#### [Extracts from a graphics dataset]

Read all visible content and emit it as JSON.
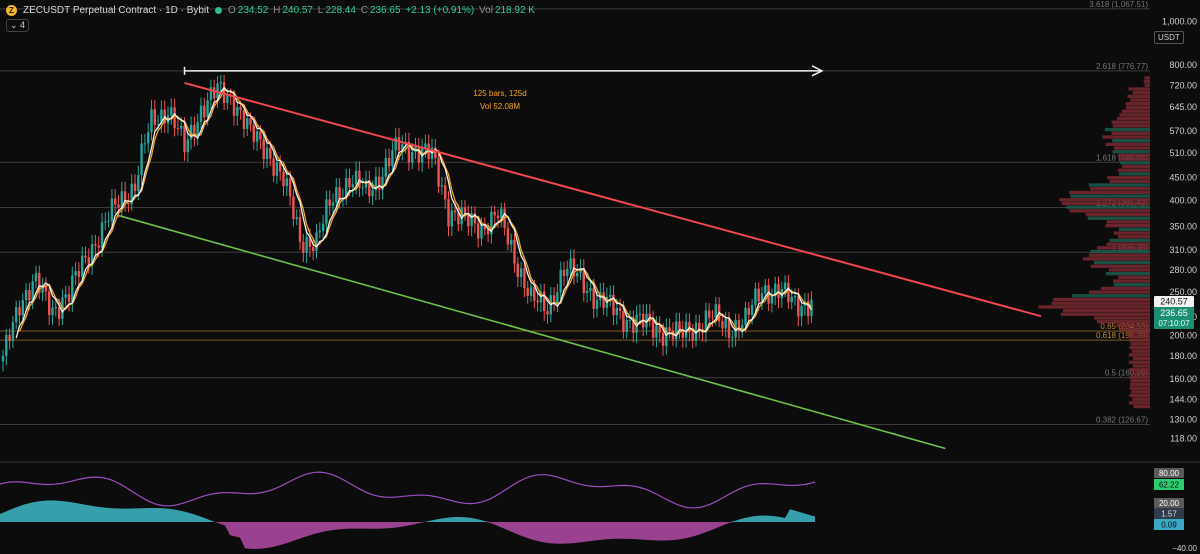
{
  "header": {
    "symbol_title": "ZECUSDT Perpetual Contract · 1D · Bybit",
    "o_label": "O",
    "o_value": "234.52",
    "h_label": "H",
    "h_value": "240.57",
    "l_label": "L",
    "l_value": "228.44",
    "c_label": "C",
    "c_value": "236.65",
    "change": "+2.13 (+0.91%)",
    "vol_label": "Vol",
    "vol_value": "218.92 K",
    "indicator_count": "4",
    "currency": "USDT"
  },
  "colors": {
    "bull": "#26a69a",
    "bear": "#ef5350",
    "resistance": "#f0474d",
    "support": "#6cc24a",
    "accent_orange": "#f5a623",
    "volume_profile": "#7a2a31",
    "volume_profile_green": "#1d5d4e"
  },
  "chart_data": {
    "type": "line",
    "y_scale": "log",
    "ylim": [
      110,
      1100
    ],
    "y_ticks": [
      "1,000.00",
      "800.00",
      "720.00",
      "645.00",
      "570.00",
      "510.00",
      "450.00",
      "400.00",
      "350.00",
      "310.00",
      "280.00",
      "250.00",
      "220.00",
      "200.00",
      "180.00",
      "160.00",
      "144.00",
      "130.00",
      "118.00"
    ],
    "y_tick_values": [
      1000,
      800,
      720,
      645,
      570,
      510,
      450,
      400,
      350,
      310,
      280,
      250,
      220,
      200,
      180,
      160,
      144,
      130,
      118
    ],
    "fib_levels": [
      {
        "label": "3.618 (1,067.51)",
        "value": 1067.51
      },
      {
        "label": "2.618 (776.77)",
        "value": 776.77
      },
      {
        "label": "1.618 (486.03)",
        "value": 486.03
      },
      {
        "label": "1.272 (385.43)",
        "value": 385.43
      },
      {
        "label": "1 (306.38)",
        "value": 306.38
      },
      {
        "label": "0.65 (204.59)",
        "value": 204.59
      },
      {
        "label": "0.618 (195.29)",
        "value": 195.29
      },
      {
        "label": "0.5 (160.98)",
        "value": 160.98
      },
      {
        "label": "0.382 (126.67)",
        "value": 126.67
      }
    ],
    "price_series": {
      "name": "",
      "bar": [
        0,
        5,
        10,
        15,
        20,
        25,
        30,
        35,
        40,
        45,
        50,
        55,
        60,
        65,
        70,
        75,
        80,
        85,
        90,
        95,
        100,
        105,
        110,
        115,
        120,
        125,
        130,
        135,
        140,
        145,
        150,
        155,
        160,
        165,
        170,
        175,
        180,
        185,
        190,
        195,
        200,
        205,
        210,
        215,
        220,
        225,
        230,
        235,
        240
      ],
      "close": [
        175,
        240,
        260,
        230,
        245,
        300,
        340,
        400,
        430,
        600,
        640,
        520,
        640,
        700,
        670,
        560,
        520,
        440,
        330,
        320,
        410,
        440,
        420,
        460,
        530,
        520,
        500,
        380,
        360,
        350,
        370,
        300,
        240,
        230,
        280,
        270,
        240,
        230,
        215,
        212,
        205,
        200,
        210,
        220,
        208,
        215,
        255,
        250,
        236.65
      ]
    },
    "resistance_line": {
      "points": [
        [
          55,
          730
        ],
        [
          260,
          278
        ]
      ]
    },
    "support_line": {
      "points": [
        [
          35,
          370
        ],
        [
          228,
          134
        ]
      ]
    },
    "measure": {
      "text_bars": "125 bars, 125d",
      "text_vol": "Vol 52.08M",
      "from_bar": 55,
      "to_bar": 180,
      "price": 776.77
    },
    "price_labels": {
      "high_label": "240.57",
      "last_label": "236.65",
      "countdown": "07:10:07"
    },
    "oscillator": {
      "ticks": [
        "80.00",
        "20.00",
        "−40.00"
      ],
      "value_labels": [
        "62.22",
        "1.57",
        "0.09"
      ]
    }
  }
}
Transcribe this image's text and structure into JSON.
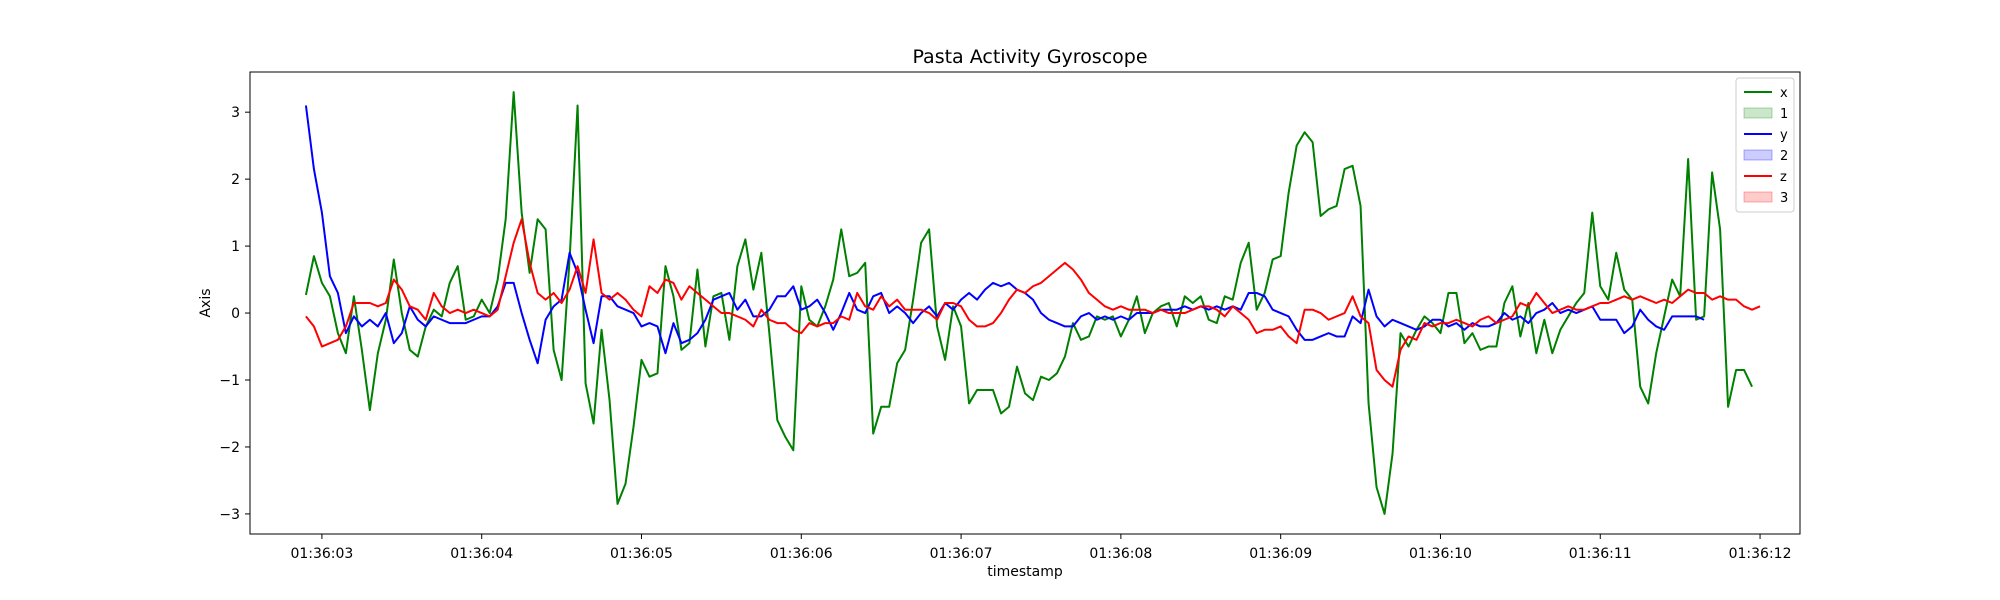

#### [Stated goal]
Please repeat the entries exactly. Do not include the pictures.

#### [The output]
Read all visible content and emit it as JSON.
{
  "header": {
    "symbol_title": "ZECUSDT Perpetual Contract · 1D · Bybit",
    "o_label": "O",
    "o_value": "234.52",
    "h_label": "H",
    "h_value": "240.57",
    "l_label": "L",
    "l_value": "228.44",
    "c_label": "C",
    "c_value": "236.65",
    "change": "+2.13 (+0.91%)",
    "vol_label": "Vol",
    "vol_value": "218.92 K",
    "indicator_count": "4",
    "currency": "USDT"
  },
  "colors": {
    "bull": "#26a69a",
    "bear": "#ef5350",
    "resistance": "#f0474d",
    "support": "#6cc24a",
    "accent_orange": "#f5a623",
    "volume_profile": "#7a2a31",
    "volume_profile_green": "#1d5d4e"
  },
  "chart_data": {
    "type": "line",
    "y_scale": "log",
    "ylim": [
      110,
      1100
    ],
    "y_ticks": [
      "1,000.00",
      "800.00",
      "720.00",
      "645.00",
      "570.00",
      "510.00",
      "450.00",
      "400.00",
      "350.00",
      "310.00",
      "280.00",
      "250.00",
      "220.00",
      "200.00",
      "180.00",
      "160.00",
      "144.00",
      "130.00",
      "118.00"
    ],
    "y_tick_values": [
      1000,
      800,
      720,
      645,
      570,
      510,
      450,
      400,
      350,
      310,
      280,
      250,
      220,
      200,
      180,
      160,
      144,
      130,
      118
    ],
    "fib_levels": [
      {
        "label": "3.618 (1,067.51)",
        "value": 1067.51
      },
      {
        "label": "2.618 (776.77)",
        "value": 776.77
      },
      {
        "label": "1.618 (486.03)",
        "value": 486.03
      },
      {
        "label": "1.272 (385.43)",
        "value": 385.43
      },
      {
        "label": "1 (306.38)",
        "value": 306.38
      },
      {
        "label": "0.65 (204.59)",
        "value": 204.59
      },
      {
        "label": "0.618 (195.29)",
        "value": 195.29
      },
      {
        "label": "0.5 (160.98)",
        "value": 160.98
      },
      {
        "label": "0.382 (126.67)",
        "value": 126.67
      }
    ],
    "price_series": {
      "name": "",
      "bar": [
        0,
        5,
        10,
        15,
        20,
        25,
        30,
        35,
        40,
        45,
        50,
        55,
        60,
        65,
        70,
        75,
        80,
        85,
        90,
        95,
        100,
        105,
        110,
        115,
        120,
        125,
        130,
        135,
        140,
        145,
        150,
        155,
        160,
        165,
        170,
        175,
        180,
        185,
        190,
        195,
        200,
        205,
        210,
        215,
        220,
        225,
        230,
        235,
        240
      ],
      "close": [
        175,
        240,
        260,
        230,
        245,
        300,
        340,
        400,
        430,
        600,
        640,
        520,
        640,
        700,
        670,
        560,
        520,
        440,
        330,
        320,
        410,
        440,
        420,
        460,
        530,
        520,
        500,
        380,
        360,
        350,
        370,
        300,
        240,
        230,
        280,
        270,
        240,
        230,
        215,
        212,
        205,
        200,
        210,
        220,
        208,
        215,
        255,
        250,
        236.65
      ]
    },
    "resistance_line": {
      "points": [
        [
          55,
          730
        ],
        [
          260,
          278
        ]
      ]
    },
    "support_line": {
      "points": [
        [
          35,
          370
        ],
        [
          228,
          134
        ]
      ]
    },
    "measure": {
      "text_bars": "125 bars, 125d",
      "text_vol": "Vol 52.08M",
      "from_bar": 55,
      "to_bar": 180,
      "price": 776.77
    },
    "price_labels": {
      "high_label": "240.57",
      "last_label": "236.65",
      "countdown": "07:10:07"
    },
    "oscillator": {
      "ticks": [
        "80.00",
        "20.00",
        "−40.00"
      ],
      "value_labels": [
        "62.22",
        "1.57",
        "0.09"
      ]
    }
  }
}
Transcribe this image's text and structure into JSON.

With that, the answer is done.